> [Your objective]
Take the entries below and reproduce them word for word.
>> Start Extracted data
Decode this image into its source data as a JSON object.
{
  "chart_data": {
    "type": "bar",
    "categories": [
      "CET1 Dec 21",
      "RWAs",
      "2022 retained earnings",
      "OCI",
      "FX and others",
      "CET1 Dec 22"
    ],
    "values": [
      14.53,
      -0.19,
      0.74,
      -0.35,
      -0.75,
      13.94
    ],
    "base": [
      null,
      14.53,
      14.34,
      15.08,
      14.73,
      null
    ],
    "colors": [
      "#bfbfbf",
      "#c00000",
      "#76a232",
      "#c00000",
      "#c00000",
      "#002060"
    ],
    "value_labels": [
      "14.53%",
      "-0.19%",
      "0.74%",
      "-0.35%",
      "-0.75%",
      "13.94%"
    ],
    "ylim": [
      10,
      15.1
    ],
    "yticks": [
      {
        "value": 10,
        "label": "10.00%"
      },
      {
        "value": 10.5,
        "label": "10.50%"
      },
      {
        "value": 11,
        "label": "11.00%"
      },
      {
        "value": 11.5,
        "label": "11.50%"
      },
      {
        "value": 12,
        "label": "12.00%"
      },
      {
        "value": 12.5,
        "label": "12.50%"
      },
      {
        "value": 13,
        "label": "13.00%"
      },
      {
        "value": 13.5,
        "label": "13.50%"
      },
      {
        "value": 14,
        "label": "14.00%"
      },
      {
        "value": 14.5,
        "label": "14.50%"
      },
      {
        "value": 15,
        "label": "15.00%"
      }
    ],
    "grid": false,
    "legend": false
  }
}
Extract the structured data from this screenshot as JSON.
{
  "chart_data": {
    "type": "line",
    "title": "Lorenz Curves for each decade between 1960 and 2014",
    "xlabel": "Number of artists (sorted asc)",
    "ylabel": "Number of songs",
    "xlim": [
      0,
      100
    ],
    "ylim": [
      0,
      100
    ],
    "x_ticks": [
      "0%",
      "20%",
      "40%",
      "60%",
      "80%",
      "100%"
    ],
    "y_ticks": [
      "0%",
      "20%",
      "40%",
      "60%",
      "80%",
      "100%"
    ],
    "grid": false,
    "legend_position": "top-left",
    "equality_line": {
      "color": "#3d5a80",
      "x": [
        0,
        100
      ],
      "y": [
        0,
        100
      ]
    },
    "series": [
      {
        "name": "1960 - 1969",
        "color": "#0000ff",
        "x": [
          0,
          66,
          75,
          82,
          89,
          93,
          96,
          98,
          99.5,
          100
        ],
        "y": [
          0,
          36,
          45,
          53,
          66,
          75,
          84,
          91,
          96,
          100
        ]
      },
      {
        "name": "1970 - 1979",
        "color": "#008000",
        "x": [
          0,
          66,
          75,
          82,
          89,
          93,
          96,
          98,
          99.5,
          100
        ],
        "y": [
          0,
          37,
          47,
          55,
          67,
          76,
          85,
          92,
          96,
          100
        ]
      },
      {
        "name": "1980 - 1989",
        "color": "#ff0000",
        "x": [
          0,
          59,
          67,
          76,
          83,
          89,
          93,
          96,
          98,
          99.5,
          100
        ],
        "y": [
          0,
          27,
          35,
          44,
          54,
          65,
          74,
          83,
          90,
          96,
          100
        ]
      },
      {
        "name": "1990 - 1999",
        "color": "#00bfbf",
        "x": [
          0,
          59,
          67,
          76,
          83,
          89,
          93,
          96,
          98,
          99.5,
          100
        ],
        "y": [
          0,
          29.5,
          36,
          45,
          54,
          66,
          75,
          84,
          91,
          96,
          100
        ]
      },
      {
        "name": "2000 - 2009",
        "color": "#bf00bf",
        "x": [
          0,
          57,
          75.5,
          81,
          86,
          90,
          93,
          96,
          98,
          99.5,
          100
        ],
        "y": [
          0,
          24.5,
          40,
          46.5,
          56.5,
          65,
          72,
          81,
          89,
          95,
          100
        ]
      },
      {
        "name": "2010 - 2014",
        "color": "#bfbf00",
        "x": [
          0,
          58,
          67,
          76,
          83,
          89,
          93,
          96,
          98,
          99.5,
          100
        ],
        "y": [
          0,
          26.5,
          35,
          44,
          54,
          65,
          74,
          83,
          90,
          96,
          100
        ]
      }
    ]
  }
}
>> End Extracted data
> [Answer to the problem]
Decode this image into its source data as a JSON object.
{
  "chart_data": {
    "type": "bar",
    "categories": [
      "CET1 Dec 21",
      "RWAs",
      "2022 retained earnings",
      "OCI",
      "FX and others",
      "CET1 Dec 22"
    ],
    "values": [
      14.53,
      -0.19,
      0.74,
      -0.35,
      -0.75,
      13.94
    ],
    "base": [
      null,
      14.53,
      14.34,
      15.08,
      14.73,
      null
    ],
    "colors": [
      "#bfbfbf",
      "#c00000",
      "#76a232",
      "#c00000",
      "#c00000",
      "#002060"
    ],
    "value_labels": [
      "14.53%",
      "-0.19%",
      "0.74%",
      "-0.35%",
      "-0.75%",
      "13.94%"
    ],
    "ylim": [
      10,
      15.1
    ],
    "yticks": [
      {
        "value": 10,
        "label": "10.00%"
      },
      {
        "value": 10.5,
        "label": "10.50%"
      },
      {
        "value": 11,
        "label": "11.00%"
      },
      {
        "value": 11.5,
        "label": "11.50%"
      },
      {
        "value": 12,
        "label": "12.00%"
      },
      {
        "value": 12.5,
        "label": "12.50%"
      },
      {
        "value": 13,
        "label": "13.00%"
      },
      {
        "value": 13.5,
        "label": "13.50%"
      },
      {
        "value": 14,
        "label": "14.00%"
      },
      {
        "value": 14.5,
        "label": "14.50%"
      },
      {
        "value": 15,
        "label": "15.00%"
      }
    ],
    "grid": false,
    "legend": false
  }
}
Extract the structured data from this screenshot as JSON.
{
  "chart_data": {
    "type": "line",
    "title": "Lorenz Curves for each decade between 1960 and 2014",
    "xlabel": "Number of artists (sorted asc)",
    "ylabel": "Number of songs",
    "xlim": [
      0,
      100
    ],
    "ylim": [
      0,
      100
    ],
    "x_ticks": [
      "0%",
      "20%",
      "40%",
      "60%",
      "80%",
      "100%"
    ],
    "y_ticks": [
      "0%",
      "20%",
      "40%",
      "60%",
      "80%",
      "100%"
    ],
    "grid": false,
    "legend_position": "top-left",
    "equality_line": {
      "color": "#3d5a80",
      "x": [
        0,
        100
      ],
      "y": [
        0,
        100
      ]
    },
    "series": [
      {
        "name": "1960 - 1969",
        "color": "#0000ff",
        "x": [
          0,
          66,
          75,
          82,
          89,
          93,
          96,
          98,
          99.5,
          100
        ],
        "y": [
          0,
          36,
          45,
          53,
          66,
          75,
          84,
          91,
          96,
          100
        ]
      },
      {
        "name": "1970 - 1979",
        "color": "#008000",
        "x": [
          0,
          66,
          75,
          82,
          89,
          93,
          96,
          98,
          99.5,
          100
        ],
        "y": [
          0,
          37,
          47,
          55,
          67,
          76,
          85,
          92,
          96,
          100
        ]
      },
      {
        "name": "1980 - 1989",
        "color": "#ff0000",
        "x": [
          0,
          59,
          67,
          76,
          83,
          89,
          93,
          96,
          98,
          99.5,
          100
        ],
        "y": [
          0,
          27,
          35,
          44,
          54,
          65,
          74,
          83,
          90,
          96,
          100
        ]
      },
      {
        "name": "1990 - 1999",
        "color": "#00bfbf",
        "x": [
          0,
          59,
          67,
          76,
          83,
          89,
          93,
          96,
          98,
          99.5,
          100
        ],
        "y": [
          0,
          29.5,
          36,
          45,
          54,
          66,
          75,
          84,
          91,
          96,
          100
        ]
      },
      {
        "name": "2000 - 2009",
        "color": "#bf00bf",
        "x": [
          0,
          57,
          75.5,
          81,
          86,
          90,
          93,
          96,
          98,
          99.5,
          100
        ],
        "y": [
          0,
          24.5,
          40,
          46.5,
          56.5,
          65,
          72,
          81,
          89,
          95,
          100
        ]
      },
      {
        "name": "2010 - 2014",
        "color": "#bfbf00",
        "x": [
          0,
          58,
          67,
          76,
          83,
          89,
          93,
          96,
          98,
          99.5,
          100
        ],
        "y": [
          0,
          26.5,
          35,
          44,
          54,
          65,
          74,
          83,
          90,
          96,
          100
        ]
      }
    ]
  }
}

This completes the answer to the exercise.